Pick out every line of the entries below where "Язычество" occurs, and copy those lines.

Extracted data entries

==*==

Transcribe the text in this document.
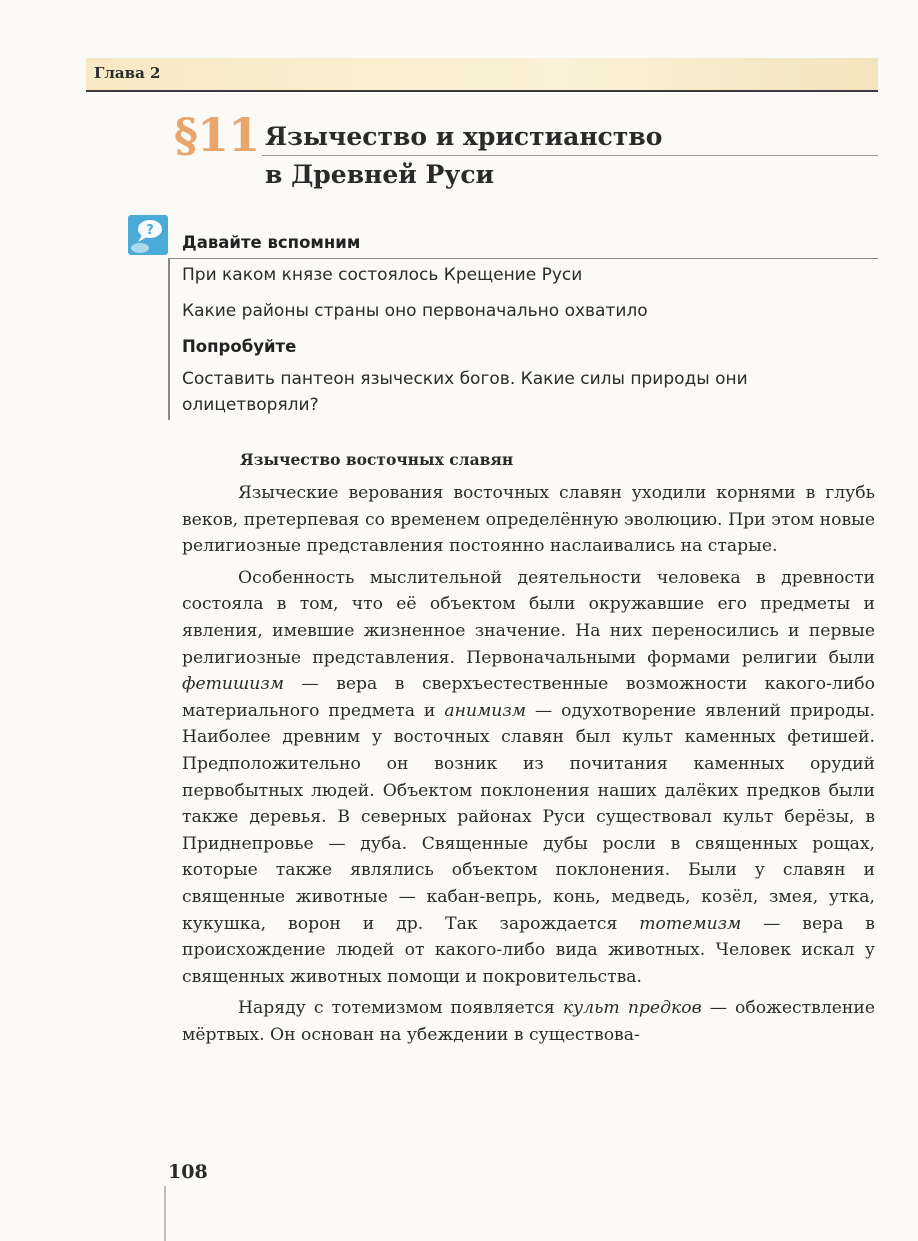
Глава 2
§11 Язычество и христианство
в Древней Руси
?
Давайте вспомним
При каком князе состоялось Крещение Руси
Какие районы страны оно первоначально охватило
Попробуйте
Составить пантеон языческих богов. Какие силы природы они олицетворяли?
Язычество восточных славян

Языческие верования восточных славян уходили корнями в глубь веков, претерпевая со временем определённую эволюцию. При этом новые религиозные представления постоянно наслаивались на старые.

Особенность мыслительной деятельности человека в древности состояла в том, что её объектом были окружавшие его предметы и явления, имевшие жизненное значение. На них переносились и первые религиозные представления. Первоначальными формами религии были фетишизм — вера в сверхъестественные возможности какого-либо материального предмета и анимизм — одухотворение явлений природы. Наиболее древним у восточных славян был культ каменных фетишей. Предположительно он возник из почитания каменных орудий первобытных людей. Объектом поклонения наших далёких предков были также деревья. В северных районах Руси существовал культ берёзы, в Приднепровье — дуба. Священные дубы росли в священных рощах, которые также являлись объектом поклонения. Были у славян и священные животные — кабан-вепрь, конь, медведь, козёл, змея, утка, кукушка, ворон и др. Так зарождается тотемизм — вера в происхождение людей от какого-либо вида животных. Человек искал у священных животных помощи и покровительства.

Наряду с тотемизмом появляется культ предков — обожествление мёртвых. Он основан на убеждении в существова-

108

==*==

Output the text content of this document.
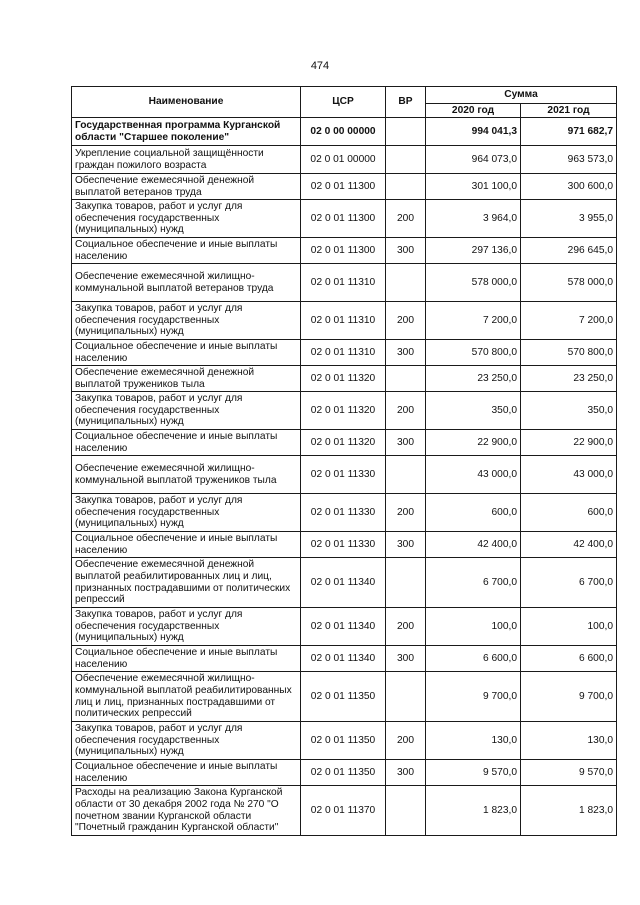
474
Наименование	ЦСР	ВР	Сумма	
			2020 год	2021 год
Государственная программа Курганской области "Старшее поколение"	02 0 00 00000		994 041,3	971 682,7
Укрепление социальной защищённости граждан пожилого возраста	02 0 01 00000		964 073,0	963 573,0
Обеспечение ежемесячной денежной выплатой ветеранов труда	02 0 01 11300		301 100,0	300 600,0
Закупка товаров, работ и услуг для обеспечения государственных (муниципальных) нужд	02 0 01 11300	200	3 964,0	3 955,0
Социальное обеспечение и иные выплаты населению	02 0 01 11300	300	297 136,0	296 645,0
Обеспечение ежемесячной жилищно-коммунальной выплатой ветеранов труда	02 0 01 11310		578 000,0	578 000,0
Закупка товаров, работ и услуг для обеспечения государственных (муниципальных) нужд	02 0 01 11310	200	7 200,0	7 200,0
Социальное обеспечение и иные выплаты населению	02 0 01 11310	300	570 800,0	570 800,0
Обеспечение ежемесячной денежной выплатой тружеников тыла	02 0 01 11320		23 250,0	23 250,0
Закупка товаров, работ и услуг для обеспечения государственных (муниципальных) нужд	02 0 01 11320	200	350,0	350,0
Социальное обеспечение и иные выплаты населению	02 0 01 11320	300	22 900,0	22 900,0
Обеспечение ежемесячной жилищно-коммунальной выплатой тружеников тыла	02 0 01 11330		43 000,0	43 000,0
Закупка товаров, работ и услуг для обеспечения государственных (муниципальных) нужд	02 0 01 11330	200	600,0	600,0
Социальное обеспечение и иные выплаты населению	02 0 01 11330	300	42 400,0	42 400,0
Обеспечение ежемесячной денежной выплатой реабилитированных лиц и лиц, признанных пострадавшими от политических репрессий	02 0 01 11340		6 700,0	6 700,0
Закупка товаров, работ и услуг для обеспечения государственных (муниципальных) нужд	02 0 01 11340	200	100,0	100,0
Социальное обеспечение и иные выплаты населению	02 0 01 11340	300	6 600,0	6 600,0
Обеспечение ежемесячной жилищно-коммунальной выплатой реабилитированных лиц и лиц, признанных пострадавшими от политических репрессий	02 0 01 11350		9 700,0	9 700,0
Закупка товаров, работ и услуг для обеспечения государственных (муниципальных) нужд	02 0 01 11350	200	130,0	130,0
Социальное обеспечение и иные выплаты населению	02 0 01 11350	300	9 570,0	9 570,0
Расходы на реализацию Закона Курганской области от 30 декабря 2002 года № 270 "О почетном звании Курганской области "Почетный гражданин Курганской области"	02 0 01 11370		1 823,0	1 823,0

==*==

**Written solution:**
§11 Язычество и христианство
Язычество восточных славян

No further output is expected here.